SHORT TASK: Return every entry exactly.

RECORDS SHOWN:
** Begin **
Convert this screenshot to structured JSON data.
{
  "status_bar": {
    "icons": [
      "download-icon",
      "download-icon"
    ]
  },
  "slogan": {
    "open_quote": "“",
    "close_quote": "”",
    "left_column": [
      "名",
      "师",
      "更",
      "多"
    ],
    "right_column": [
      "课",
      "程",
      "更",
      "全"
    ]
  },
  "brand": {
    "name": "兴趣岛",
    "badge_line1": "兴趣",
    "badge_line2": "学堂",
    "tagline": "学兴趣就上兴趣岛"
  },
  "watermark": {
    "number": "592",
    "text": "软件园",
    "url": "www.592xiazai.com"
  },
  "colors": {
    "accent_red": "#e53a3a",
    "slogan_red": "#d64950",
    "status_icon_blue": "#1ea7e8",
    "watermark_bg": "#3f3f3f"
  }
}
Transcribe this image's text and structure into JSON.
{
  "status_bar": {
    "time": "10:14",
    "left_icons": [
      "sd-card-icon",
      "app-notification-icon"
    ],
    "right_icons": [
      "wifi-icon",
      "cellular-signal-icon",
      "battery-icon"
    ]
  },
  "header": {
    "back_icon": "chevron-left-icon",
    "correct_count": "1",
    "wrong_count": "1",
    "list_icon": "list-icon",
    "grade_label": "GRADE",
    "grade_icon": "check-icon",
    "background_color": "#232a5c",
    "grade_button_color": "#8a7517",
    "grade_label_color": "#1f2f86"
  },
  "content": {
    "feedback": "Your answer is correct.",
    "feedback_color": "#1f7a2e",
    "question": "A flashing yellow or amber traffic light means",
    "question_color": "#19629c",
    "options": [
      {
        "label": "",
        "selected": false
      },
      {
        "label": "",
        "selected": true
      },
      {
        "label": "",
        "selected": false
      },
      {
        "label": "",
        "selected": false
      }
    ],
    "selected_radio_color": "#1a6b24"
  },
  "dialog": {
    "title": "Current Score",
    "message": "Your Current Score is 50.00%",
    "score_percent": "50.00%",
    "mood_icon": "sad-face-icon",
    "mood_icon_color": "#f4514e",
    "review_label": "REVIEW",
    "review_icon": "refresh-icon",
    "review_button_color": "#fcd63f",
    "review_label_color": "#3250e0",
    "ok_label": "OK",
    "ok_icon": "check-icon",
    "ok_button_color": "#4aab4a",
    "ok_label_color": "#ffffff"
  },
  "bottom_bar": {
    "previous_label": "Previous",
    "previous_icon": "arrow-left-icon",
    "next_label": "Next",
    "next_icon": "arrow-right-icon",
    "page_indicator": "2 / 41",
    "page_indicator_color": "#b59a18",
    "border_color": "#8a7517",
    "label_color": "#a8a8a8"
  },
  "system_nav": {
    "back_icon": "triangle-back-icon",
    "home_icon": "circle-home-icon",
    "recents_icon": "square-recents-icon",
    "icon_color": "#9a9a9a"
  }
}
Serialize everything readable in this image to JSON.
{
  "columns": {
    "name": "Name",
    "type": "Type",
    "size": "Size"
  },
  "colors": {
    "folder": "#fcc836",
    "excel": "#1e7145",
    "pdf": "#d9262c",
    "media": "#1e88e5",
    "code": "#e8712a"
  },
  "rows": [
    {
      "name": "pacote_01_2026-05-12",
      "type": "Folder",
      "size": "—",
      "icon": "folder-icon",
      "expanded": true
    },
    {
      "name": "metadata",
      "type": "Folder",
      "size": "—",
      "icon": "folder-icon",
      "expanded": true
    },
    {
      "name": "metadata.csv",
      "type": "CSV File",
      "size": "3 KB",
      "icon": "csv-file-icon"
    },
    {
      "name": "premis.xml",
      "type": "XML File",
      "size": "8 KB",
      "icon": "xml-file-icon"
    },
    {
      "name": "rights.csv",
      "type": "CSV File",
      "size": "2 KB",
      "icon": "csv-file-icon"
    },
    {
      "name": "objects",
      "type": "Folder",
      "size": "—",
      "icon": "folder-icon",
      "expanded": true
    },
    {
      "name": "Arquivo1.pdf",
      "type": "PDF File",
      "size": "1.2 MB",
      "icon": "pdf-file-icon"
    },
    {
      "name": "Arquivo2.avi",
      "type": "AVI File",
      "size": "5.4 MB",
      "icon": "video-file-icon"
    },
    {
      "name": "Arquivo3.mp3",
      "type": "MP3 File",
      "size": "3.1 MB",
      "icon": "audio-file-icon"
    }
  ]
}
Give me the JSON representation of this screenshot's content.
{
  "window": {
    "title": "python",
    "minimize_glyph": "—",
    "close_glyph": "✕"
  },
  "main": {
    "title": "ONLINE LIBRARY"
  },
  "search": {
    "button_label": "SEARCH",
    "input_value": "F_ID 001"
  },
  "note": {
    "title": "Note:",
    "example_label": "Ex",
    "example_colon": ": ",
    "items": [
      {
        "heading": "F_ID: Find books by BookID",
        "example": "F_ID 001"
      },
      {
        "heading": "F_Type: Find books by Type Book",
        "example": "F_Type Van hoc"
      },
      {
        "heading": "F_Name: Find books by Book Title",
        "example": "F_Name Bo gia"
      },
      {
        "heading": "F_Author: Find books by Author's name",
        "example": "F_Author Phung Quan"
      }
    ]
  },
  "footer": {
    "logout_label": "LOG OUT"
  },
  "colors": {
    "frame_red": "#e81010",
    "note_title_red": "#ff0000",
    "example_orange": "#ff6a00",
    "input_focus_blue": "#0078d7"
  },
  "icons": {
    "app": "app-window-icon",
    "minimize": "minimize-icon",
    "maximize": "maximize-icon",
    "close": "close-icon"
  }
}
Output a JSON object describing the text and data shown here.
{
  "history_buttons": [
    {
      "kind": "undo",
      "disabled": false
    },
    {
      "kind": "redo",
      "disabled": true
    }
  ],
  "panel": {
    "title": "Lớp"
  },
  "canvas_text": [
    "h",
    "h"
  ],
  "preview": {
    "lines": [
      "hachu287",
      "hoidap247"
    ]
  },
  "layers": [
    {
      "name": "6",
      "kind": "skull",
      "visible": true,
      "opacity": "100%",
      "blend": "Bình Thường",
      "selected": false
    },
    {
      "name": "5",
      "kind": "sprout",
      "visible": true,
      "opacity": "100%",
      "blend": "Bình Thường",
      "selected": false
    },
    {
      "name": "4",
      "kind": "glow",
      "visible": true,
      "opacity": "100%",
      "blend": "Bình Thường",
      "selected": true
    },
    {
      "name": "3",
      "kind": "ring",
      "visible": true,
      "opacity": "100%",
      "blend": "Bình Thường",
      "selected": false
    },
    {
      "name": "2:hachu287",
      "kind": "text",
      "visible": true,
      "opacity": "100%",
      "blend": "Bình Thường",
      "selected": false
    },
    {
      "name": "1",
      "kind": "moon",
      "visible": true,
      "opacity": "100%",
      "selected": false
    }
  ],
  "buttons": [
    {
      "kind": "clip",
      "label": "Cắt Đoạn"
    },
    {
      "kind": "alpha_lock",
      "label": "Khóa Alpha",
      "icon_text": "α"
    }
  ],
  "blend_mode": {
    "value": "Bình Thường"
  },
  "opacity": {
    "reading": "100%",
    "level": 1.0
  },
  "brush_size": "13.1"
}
** End **
TASK RESULT:
Convert this screenshot to structured JSON data.
{
  "status_bar": {
    "icons": [
      "download-icon",
      "download-icon"
    ]
  },
  "slogan": {
    "open_quote": "“",
    "close_quote": "”",
    "left_column": [
      "名",
      "师",
      "更",
      "多"
    ],
    "right_column": [
      "课",
      "程",
      "更",
      "全"
    ]
  },
  "brand": {
    "name": "兴趣岛",
    "badge_line1": "兴趣",
    "badge_line2": "学堂",
    "tagline": "学兴趣就上兴趣岛"
  },
  "watermark": {
    "number": "592",
    "text": "软件园",
    "url": "www.592xiazai.com"
  },
  "colors": {
    "accent_red": "#e53a3a",
    "slogan_red": "#d64950",
    "status_icon_blue": "#1ea7e8",
    "watermark_bg": "#3f3f3f"
  }
}
Transcribe this image's text and structure into JSON.
{
  "status_bar": {
    "time": "10:14",
    "left_icons": [
      "sd-card-icon",
      "app-notification-icon"
    ],
    "right_icons": [
      "wifi-icon",
      "cellular-signal-icon",
      "battery-icon"
    ]
  },
  "header": {
    "back_icon": "chevron-left-icon",
    "correct_count": "1",
    "wrong_count": "1",
    "list_icon": "list-icon",
    "grade_label": "GRADE",
    "grade_icon": "check-icon",
    "background_color": "#232a5c",
    "grade_button_color": "#8a7517",
    "grade_label_color": "#1f2f86"
  },
  "content": {
    "feedback": "Your answer is correct.",
    "feedback_color": "#1f7a2e",
    "question": "A flashing yellow or amber traffic light means",
    "question_color": "#19629c",
    "options": [
      {
        "label": "",
        "selected": false
      },
      {
        "label": "",
        "selected": true
      },
      {
        "label": "",
        "selected": false
      },
      {
        "label": "",
        "selected": false
      }
    ],
    "selected_radio_color": "#1a6b24"
  },
  "dialog": {
    "title": "Current Score",
    "message": "Your Current Score is 50.00%",
    "score_percent": "50.00%",
    "mood_icon": "sad-face-icon",
    "mood_icon_color": "#f4514e",
    "review_label": "REVIEW",
    "review_icon": "refresh-icon",
    "review_button_color": "#fcd63f",
    "review_label_color": "#3250e0",
    "ok_label": "OK",
    "ok_icon": "check-icon",
    "ok_button_color": "#4aab4a",
    "ok_label_color": "#ffffff"
  },
  "bottom_bar": {
    "previous_label": "Previous",
    "previous_icon": "arrow-left-icon",
    "next_label": "Next",
    "next_icon": "arrow-right-icon",
    "page_indicator": "2 / 41",
    "page_indicator_color": "#b59a18",
    "border_color": "#8a7517",
    "label_color": "#a8a8a8"
  },
  "system_nav": {
    "back_icon": "triangle-back-icon",
    "home_icon": "circle-home-icon",
    "recents_icon": "square-recents-icon",
    "icon_color": "#9a9a9a"
  }
}
Serialize everything readable in this image to JSON.
{
  "columns": {
    "name": "Name",
    "type": "Type",
    "size": "Size"
  },
  "colors": {
    "folder": "#fcc836",
    "excel": "#1e7145",
    "pdf": "#d9262c",
    "media": "#1e88e5",
    "code": "#e8712a"
  },
  "rows": [
    {
      "name": "pacote_01_2026-05-12",
      "type": "Folder",
      "size": "—",
      "icon": "folder-icon",
      "expanded": true
    },
    {
      "name": "metadata",
      "type": "Folder",
      "size": "—",
      "icon": "folder-icon",
      "expanded": true
    },
    {
      "name": "metadata.csv",
      "type": "CSV File",
      "size": "3 KB",
      "icon": "csv-file-icon"
    },
    {
      "name": "premis.xml",
      "type": "XML File",
      "size": "8 KB",
      "icon": "xml-file-icon"
    },
    {
      "name": "rights.csv",
      "type": "CSV File",
      "size": "2 KB",
      "icon": "csv-file-icon"
    },
    {
      "name": "objects",
      "type": "Folder",
      "size": "—",
      "icon": "folder-icon",
      "expanded": true
    },
    {
      "name": "Arquivo1.pdf",
      "type": "PDF File",
      "size": "1.2 MB",
      "icon": "pdf-file-icon"
    },
    {
      "name": "Arquivo2.avi",
      "type": "AVI File",
      "size": "5.4 MB",
      "icon": "video-file-icon"
    },
    {
      "name": "Arquivo3.mp3",
      "type": "MP3 File",
      "size": "3.1 MB",
      "icon": "audio-file-icon"
    }
  ]
}
Give me the JSON representation of this screenshot's content.
{
  "window": {
    "title": "python",
    "minimize_glyph": "—",
    "close_glyph": "✕"
  },
  "main": {
    "title": "ONLINE LIBRARY"
  },
  "search": {
    "button_label": "SEARCH",
    "input_value": "F_ID 001"
  },
  "note": {
    "title": "Note:",
    "example_label": "Ex",
    "example_colon": ": ",
    "items": [
      {
        "heading": "F_ID: Find books by BookID",
        "example": "F_ID 001"
      },
      {
        "heading": "F_Type: Find books by Type Book",
        "example": "F_Type Van hoc"
      },
      {
        "heading": "F_Name: Find books by Book Title",
        "example": "F_Name Bo gia"
      },
      {
        "heading": "F_Author: Find books by Author's name",
        "example": "F_Author Phung Quan"
      }
    ]
  },
  "footer": {
    "logout_label": "LOG OUT"
  },
  "colors": {
    "frame_red": "#e81010",
    "note_title_red": "#ff0000",
    "example_orange": "#ff6a00",
    "input_focus_blue": "#0078d7"
  },
  "icons": {
    "app": "app-window-icon",
    "minimize": "minimize-icon",
    "maximize": "maximize-icon",
    "close": "close-icon"
  }
}
Output a JSON object describing the text and data shown here.
{
  "history_buttons": [
    {
      "kind": "undo",
      "disabled": false
    },
    {
      "kind": "redo",
      "disabled": true
    }
  ],
  "panel": {
    "title": "Lớp"
  },
  "canvas_text": [
    "h",
    "h"
  ],
  "preview": {
    "lines": [
      "hachu287",
      "hoidap247"
    ]
  },
  "layers": [
    {
      "name": "6",
      "kind": "skull",
      "visible": true,
      "opacity": "100%",
      "blend": "Bình Thường",
      "selected": false
    },
    {
      "name": "5",
      "kind": "sprout",
      "visible": true,
      "opacity": "100%",
      "blend": "Bình Thường",
      "selected": false
    },
    {
      "name": "4",
      "kind": "glow",
      "visible": true,
      "opacity": "100%",
      "blend": "Bình Thường",
      "selected": true
    },
    {
      "name": "3",
      "kind": "ring",
      "visible": true,
      "opacity": "100%",
      "blend": "Bình Thường",
      "selected": false
    },
    {
      "name": "2:hachu287",
      "kind": "text",
      "visible": true,
      "opacity": "100%",
      "blend": "Bình Thường",
      "selected": false
    },
    {
      "name": "1",
      "kind": "moon",
      "visible": true,
      "opacity": "100%",
      "selected": false
    }
  ],
  "buttons": [
    {
      "kind": "clip",
      "label": "Cắt Đoạn"
    },
    {
      "kind": "alpha_lock",
      "label": "Khóa Alpha",
      "icon_text": "α"
    }
  ],
  "blend_mode": {
    "value": "Bình Thường"
  },
  "opacity": {
    "reading": "100%",
    "level": 1.0
  },
  "brush_size": "13.1"
}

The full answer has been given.